-- start RECORD SET --

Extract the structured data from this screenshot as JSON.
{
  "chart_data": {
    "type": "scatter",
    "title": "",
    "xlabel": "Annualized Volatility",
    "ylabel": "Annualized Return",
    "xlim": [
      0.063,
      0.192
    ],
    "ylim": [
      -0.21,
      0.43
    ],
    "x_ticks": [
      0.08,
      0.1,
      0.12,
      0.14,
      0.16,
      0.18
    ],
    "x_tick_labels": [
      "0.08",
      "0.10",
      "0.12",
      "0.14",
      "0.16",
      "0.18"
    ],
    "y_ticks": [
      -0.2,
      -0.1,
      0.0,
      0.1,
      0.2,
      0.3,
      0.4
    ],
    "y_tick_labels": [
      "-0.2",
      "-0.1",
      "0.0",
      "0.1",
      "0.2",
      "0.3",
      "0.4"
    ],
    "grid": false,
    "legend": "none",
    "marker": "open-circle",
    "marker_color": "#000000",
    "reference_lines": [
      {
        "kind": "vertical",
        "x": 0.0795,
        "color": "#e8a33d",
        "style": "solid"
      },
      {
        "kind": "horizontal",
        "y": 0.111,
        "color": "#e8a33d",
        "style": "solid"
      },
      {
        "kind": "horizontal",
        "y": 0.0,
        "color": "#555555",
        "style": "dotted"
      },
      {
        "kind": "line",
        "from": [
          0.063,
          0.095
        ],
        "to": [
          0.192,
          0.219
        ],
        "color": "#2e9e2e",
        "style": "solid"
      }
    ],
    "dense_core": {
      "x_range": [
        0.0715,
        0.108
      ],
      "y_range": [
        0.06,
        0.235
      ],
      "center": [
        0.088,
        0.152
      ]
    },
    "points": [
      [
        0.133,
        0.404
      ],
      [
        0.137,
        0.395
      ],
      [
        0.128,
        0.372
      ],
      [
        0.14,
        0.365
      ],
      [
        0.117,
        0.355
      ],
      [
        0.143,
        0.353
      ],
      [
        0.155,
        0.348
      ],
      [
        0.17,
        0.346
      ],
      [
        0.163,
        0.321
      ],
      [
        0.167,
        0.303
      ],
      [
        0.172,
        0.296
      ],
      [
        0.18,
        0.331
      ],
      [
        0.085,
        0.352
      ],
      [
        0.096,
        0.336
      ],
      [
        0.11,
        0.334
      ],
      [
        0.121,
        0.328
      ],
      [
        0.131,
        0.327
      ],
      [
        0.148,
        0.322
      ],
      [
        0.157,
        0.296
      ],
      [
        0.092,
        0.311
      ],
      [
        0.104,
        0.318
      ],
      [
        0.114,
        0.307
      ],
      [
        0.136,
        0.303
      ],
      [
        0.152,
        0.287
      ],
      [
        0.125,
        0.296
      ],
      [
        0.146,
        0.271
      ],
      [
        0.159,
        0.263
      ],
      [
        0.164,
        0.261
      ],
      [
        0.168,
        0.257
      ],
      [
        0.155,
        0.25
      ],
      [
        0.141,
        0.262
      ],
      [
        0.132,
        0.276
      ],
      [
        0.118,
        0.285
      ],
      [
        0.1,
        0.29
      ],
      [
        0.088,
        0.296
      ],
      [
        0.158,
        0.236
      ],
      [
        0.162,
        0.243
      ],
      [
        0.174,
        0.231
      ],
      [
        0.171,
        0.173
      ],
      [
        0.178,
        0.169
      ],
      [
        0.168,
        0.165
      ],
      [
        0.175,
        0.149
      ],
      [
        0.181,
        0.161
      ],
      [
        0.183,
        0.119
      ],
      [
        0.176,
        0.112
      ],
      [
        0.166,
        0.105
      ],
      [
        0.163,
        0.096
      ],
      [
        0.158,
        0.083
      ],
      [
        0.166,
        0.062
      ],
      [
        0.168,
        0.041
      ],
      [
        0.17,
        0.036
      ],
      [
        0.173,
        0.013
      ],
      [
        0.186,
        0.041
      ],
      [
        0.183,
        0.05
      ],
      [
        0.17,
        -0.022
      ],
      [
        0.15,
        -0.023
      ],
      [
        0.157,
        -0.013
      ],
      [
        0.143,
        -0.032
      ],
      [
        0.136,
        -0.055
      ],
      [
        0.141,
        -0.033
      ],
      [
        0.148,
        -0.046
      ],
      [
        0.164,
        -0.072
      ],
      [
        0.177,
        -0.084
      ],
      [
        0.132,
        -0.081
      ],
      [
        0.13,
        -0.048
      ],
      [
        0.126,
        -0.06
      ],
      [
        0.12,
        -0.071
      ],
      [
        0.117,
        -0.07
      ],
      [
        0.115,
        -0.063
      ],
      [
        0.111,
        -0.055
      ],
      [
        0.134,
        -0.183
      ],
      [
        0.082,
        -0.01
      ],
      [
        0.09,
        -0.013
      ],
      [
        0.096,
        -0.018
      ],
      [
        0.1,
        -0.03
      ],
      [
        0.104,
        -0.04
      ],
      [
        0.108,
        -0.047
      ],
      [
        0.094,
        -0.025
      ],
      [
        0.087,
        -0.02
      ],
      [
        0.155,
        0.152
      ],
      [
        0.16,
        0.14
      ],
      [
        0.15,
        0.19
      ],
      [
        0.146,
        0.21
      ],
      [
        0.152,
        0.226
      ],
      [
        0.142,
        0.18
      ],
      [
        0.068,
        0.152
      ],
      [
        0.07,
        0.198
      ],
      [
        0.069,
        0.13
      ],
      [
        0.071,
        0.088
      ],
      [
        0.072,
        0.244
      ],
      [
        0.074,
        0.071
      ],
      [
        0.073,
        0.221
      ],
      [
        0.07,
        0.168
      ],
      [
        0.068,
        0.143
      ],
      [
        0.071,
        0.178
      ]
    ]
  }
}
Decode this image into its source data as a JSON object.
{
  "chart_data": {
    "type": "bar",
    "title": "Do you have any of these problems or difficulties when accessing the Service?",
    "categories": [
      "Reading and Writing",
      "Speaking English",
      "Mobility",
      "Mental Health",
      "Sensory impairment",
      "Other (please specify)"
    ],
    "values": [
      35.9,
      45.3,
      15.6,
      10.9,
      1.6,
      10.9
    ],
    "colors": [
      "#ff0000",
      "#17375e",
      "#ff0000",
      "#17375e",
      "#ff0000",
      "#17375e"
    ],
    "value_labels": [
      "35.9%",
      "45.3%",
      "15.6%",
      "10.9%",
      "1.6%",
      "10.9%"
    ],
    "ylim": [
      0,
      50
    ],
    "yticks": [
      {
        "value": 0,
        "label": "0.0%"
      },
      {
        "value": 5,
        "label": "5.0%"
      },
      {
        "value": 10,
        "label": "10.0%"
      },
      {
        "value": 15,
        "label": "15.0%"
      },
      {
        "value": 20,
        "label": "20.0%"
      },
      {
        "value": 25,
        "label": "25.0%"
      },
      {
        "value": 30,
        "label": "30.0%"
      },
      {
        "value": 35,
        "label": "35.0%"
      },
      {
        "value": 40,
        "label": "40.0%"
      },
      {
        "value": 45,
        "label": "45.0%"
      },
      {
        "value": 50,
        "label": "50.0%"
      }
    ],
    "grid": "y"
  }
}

-- end RECORD SET --

DIRECTIONS FOR THIS TASK:
Sift the material for lines with the string "kind". Copy each one found.

RESULT FOR THIS TASK:
        "kind": "vertical",
        "kind": "horizontal",
        "kind": "horizontal",
        "kind": "line",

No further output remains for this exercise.